How many lines in this material include the string "broadening"? Answer with the number and nothing further.

##### EXERCISE DATA

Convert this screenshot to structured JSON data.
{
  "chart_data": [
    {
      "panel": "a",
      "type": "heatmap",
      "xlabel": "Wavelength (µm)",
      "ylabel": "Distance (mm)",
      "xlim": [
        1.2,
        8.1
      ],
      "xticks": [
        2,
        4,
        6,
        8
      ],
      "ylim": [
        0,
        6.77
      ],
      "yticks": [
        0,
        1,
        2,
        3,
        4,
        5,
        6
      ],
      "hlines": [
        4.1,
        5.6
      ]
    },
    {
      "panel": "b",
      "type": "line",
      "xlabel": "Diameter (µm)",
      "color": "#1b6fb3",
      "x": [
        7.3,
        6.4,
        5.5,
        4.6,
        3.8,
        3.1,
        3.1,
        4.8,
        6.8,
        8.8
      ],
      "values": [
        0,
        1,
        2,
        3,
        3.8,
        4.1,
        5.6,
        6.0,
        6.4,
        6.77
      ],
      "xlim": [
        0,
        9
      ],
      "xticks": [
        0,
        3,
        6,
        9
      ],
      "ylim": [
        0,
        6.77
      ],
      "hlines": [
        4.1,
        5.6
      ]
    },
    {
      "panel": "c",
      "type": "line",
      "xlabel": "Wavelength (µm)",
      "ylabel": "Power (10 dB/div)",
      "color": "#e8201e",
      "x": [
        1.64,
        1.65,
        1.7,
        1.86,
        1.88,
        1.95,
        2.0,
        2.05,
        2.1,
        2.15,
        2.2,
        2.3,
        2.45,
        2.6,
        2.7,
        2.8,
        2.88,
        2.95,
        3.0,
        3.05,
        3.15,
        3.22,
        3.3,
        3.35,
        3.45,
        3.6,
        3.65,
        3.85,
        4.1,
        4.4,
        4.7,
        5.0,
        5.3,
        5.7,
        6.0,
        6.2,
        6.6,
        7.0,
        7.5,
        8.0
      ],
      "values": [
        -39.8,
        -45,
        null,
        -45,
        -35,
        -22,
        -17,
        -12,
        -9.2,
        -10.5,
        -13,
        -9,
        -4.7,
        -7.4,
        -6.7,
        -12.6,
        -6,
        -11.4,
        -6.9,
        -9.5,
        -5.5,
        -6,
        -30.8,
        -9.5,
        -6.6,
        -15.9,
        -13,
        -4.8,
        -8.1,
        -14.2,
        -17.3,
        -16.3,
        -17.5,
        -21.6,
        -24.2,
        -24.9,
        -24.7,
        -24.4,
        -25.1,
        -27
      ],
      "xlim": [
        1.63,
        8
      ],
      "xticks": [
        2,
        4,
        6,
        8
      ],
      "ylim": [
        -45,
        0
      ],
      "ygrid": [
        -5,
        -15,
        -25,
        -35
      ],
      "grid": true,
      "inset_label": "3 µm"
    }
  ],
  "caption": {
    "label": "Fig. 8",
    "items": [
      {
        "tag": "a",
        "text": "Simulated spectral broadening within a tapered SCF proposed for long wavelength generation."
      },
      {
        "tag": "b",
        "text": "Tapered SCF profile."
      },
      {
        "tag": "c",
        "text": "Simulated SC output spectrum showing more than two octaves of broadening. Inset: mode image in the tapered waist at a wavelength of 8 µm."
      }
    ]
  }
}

##########

**RESPONSE BELOW**. 2